* [Yönergeler]
- a) Ferruh Karakaşlı röportajından "Röportaj: İrem Orhan" ifadesini içeren sözcüklerle açılıp "nasıl farklılar var?" ile kapanan bölümü olduğu gibi yeniden veriniz.
- b) Ferruh Karakaşlı röportajına göre Karakaşlı, eserlerini ne şekilde geliştirdiğini söylemektedir?

* [Alıntılanan Metin]
Moda ve tasarım dünyasının duayen ismi Ferruh Karakaşlı, aynı zamanda kendine özgü sanat anlayışıyla dikkat çeken bir ressam. “Eserlerimi moda sektöründeki gibi koleksiyon şeklinde geliştiriyorum” diyen Karakaşlı, üretim felsefinin ise zamansızlık ve duygusal zarafet üzerine kurulu olduğunu söylüyor. Tasarımlarında genellikle sanat, doğa ve insan ruhunun derinliklerinden ilham alıyor. Dünyada ve Türkiye’de tanınan isimleri giydiren, başarılı modacı Ferruh Karakaşlı, kendisi de bulunduğu her okazyonda isabetli stil seçimleri ile dikkat çekiyor. Karakaşlı ile buluştuk; modada sezondaki favorilerinden gardırobunun demirbaşlarına, tasarım felsefesinden en güncel hedeflerine dair keyifli bir sohbeti paylaştık.
Röportaj: İrem Orhan
Fotoğraf: Şeref Yılmaz
İrem Orhan: Hem moda hem de sanatsal üretimlerinizde yaptığınız işlere bakınca hayli farklı bir tarzınız olduğu aşikar. Bu işe ilk başladığınız yıllar ve şimdiler arasında bir değerlendirme yapacak olsanız, sanata bakış açınızda nasıl farklılar var?

* [Veri Bölümü]
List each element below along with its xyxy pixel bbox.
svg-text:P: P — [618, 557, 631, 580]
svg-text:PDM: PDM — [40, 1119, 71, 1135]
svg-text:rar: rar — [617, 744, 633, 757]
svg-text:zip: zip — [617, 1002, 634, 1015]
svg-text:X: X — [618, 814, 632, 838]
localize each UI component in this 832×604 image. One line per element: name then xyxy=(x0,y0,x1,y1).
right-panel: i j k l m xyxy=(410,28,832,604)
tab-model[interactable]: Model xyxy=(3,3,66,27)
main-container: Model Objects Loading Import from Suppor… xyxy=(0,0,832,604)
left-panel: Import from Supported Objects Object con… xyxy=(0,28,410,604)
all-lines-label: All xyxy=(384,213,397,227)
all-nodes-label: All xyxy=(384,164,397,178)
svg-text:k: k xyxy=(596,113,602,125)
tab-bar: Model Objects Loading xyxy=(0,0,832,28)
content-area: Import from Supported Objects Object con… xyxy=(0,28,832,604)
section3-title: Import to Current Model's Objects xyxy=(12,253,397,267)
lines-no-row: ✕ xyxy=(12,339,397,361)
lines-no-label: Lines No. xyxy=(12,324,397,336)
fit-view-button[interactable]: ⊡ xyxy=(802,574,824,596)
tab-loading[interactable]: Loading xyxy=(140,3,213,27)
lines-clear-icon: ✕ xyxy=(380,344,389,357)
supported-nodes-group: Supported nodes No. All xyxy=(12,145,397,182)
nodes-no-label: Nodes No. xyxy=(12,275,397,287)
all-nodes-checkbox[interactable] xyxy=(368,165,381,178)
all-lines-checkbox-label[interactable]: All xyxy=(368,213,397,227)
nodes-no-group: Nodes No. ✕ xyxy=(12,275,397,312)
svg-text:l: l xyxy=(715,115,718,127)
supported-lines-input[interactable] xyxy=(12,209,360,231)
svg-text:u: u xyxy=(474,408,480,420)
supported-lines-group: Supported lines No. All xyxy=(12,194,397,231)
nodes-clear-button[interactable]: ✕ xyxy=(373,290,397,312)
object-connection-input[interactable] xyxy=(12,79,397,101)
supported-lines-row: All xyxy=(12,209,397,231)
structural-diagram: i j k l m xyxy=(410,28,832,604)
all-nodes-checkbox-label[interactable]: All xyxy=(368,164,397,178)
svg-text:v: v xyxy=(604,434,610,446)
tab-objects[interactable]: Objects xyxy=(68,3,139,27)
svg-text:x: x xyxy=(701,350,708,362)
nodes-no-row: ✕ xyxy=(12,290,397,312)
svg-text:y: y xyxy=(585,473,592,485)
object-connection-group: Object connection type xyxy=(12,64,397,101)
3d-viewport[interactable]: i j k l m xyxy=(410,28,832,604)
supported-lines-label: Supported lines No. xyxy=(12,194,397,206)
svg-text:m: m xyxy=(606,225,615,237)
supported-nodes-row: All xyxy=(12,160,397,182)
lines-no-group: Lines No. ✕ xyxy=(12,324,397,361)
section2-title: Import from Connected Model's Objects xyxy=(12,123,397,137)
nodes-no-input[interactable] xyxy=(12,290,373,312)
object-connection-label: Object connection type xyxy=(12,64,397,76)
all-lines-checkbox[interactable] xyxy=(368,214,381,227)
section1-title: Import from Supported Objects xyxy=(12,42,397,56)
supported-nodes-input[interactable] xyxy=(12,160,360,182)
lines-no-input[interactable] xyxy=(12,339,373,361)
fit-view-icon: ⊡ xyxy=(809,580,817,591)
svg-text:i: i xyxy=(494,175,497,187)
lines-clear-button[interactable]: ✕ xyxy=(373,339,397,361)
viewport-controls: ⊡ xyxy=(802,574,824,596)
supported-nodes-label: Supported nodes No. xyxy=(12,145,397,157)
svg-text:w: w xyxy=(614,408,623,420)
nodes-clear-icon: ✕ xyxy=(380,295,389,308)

* [Yanıt Listesi]
- a)
Röportaj: İrem Orhan
Fotoğraf: Şeref Yılmaz
İrem Orhan: Hem moda hem de sanatsal üretimlerinizde yaptığınız işlere bakınca hayli farklı bir tarzınız olduğu aşikar. Bu işe ilk başladığınız yıllar ve şimdiler arasında bir değerlendirme yapacak olsanız, sanata bakış açınızda nasıl farklılar var?

- b) Eserlerini moda sektöründeki gibi koleksiyon şeklinde geliştirmektedir.